§ PROBLEM
Output all of the entries exactly as written.

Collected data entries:
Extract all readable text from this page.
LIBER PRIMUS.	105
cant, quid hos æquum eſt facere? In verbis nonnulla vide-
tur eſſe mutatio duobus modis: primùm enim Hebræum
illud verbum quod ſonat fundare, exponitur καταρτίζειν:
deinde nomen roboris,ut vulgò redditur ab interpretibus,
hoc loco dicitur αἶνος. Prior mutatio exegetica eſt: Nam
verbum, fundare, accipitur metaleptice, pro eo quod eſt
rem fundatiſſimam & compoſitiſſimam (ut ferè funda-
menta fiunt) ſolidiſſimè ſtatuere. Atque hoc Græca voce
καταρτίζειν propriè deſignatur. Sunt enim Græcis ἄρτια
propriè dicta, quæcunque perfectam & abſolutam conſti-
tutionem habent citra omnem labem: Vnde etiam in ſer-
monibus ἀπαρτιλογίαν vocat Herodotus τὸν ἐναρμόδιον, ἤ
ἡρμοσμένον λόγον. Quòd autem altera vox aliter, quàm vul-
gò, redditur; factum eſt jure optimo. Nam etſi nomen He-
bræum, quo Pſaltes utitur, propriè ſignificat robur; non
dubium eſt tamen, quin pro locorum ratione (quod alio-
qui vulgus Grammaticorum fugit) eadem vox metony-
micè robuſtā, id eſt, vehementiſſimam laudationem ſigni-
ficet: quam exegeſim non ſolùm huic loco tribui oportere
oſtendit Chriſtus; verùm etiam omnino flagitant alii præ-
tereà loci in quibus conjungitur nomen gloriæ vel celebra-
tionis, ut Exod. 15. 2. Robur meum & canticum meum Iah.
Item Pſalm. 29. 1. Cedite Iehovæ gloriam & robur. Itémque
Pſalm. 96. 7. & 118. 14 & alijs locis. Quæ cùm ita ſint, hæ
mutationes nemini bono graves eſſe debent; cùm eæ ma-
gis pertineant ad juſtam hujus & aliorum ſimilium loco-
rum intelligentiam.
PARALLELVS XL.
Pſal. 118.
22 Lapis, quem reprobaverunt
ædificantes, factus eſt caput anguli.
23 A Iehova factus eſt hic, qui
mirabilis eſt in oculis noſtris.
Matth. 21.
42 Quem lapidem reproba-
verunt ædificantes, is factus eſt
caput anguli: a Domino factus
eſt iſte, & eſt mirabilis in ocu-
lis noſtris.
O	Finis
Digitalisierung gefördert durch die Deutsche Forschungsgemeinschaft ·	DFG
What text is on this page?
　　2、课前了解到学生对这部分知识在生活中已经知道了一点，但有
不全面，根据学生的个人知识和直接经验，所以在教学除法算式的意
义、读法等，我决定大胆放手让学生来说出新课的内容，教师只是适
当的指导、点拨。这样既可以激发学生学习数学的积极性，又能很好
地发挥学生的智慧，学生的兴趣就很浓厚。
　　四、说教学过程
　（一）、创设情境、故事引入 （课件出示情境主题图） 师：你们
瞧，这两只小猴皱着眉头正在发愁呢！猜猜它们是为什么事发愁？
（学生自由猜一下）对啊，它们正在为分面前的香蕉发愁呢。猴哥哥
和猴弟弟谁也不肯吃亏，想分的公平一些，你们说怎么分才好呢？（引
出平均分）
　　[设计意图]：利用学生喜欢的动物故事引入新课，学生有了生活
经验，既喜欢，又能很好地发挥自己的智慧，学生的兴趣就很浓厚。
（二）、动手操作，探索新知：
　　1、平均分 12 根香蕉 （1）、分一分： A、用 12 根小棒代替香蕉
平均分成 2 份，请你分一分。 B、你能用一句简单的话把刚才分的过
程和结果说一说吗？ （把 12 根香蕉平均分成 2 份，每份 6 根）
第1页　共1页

§ THE SOLUTION
Extract all readable text from this page.
LIBER PRIMUS.	105
cant, quid hos æquum eſt facere? In verbis nonnulla vide-
tur eſſe mutatio duobus modis: primùm enim Hebræum
illud verbum quod ſonat fundare, exponitur καταρτίζειν:
deinde nomen roboris,ut vulgò redditur ab interpretibus,
hoc loco dicitur αἶνος. Prior mutatio exegetica eſt: Nam
verbum, fundare, accipitur metaleptice, pro eo quod eſt
rem fundatiſſimam & compoſitiſſimam (ut ferè funda-
menta fiunt) ſolidiſſimè ſtatuere. Atque hoc Græca voce
καταρτίζειν propriè deſignatur. Sunt enim Græcis ἄρτια
propriè dicta, quæcunque perfectam & abſolutam conſti-
tutionem habent citra omnem labem: Vnde etiam in ſer-
monibus ἀπαρτιλογίαν vocat Herodotus τὸν ἐναρμόδιον, ἤ
ἡρμοσμένον λόγον. Quòd autem altera vox aliter, quàm vul-
gò, redditur; factum eſt jure optimo. Nam etſi nomen He-
bræum, quo Pſaltes utitur, propriè ſignificat robur; non
dubium eſt tamen, quin pro locorum ratione (quod alio-
qui vulgus Grammaticorum fugit) eadem vox metony-
micè robuſtā, id eſt, vehementiſſimam laudationem ſigni-
ficet: quam exegeſim non ſolùm huic loco tribui oportere
oſtendit Chriſtus; verùm etiam omnino flagitant alii præ-
tereà loci in quibus conjungitur nomen gloriæ vel celebra-
tionis, ut Exod. 15. 2. Robur meum & canticum meum Iah.
Item Pſalm. 29. 1. Cedite Iehovæ gloriam & robur. Itémque
Pſalm. 96. 7. & 118. 14 & alijs locis. Quæ cùm ita ſint, hæ
mutationes nemini bono graves eſſe debent; cùm eæ ma-
gis pertineant ad juſtam hujus & aliorum ſimilium loco-
rum intelligentiam.
PARALLELVS XL.
Pſal. 118.
22 Lapis, quem reprobaverunt
ædificantes, factus eſt caput anguli.
23 A Iehova factus eſt hic, qui
mirabilis eſt in oculis noſtris.
Matth. 21.
42 Quem lapidem reproba-
verunt ædificantes, is factus eſt
caput anguli: a Domino factus
eſt iſte, & eſt mirabilis in ocu-
lis noſtris.
O	Finis
Digitalisierung gefördert durch die Deutsche Forschungsgemeinschaft ·	DFG
What text is on this page?
　　2、课前了解到学生对这部分知识在生活中已经知道了一点，但有
不全面，根据学生的个人知识和直接经验，所以在教学除法算式的意
义、读法等，我决定大胆放手让学生来说出新课的内容，教师只是适
当的指导、点拨。这样既可以激发学生学习数学的积极性，又能很好
地发挥学生的智慧，学生的兴趣就很浓厚。
　　四、说教学过程
　（一）、创设情境、故事引入 （课件出示情境主题图） 师：你们
瞧，这两只小猴皱着眉头正在发愁呢！猜猜它们是为什么事发愁？
（学生自由猜一下）对啊，它们正在为分面前的香蕉发愁呢。猴哥哥
和猴弟弟谁也不肯吃亏，想分的公平一些，你们说怎么分才好呢？（引
出平均分）
　　[设计意图]：利用学生喜欢的动物故事引入新课，学生有了生活
经验，既喜欢，又能很好地发挥自己的智慧，学生的兴趣就很浓厚。
（二）、动手操作，探索新知：
　　1、平均分 12 根香蕉 （1）、分一分： A、用 12 根小棒代替香蕉
平均分成 2 份，请你分一分。 B、你能用一句简单的话把刚才分的过
程和结果说一说吗？ （把 12 根香蕉平均分成 2 份，每份 6 根）
第1页　共1页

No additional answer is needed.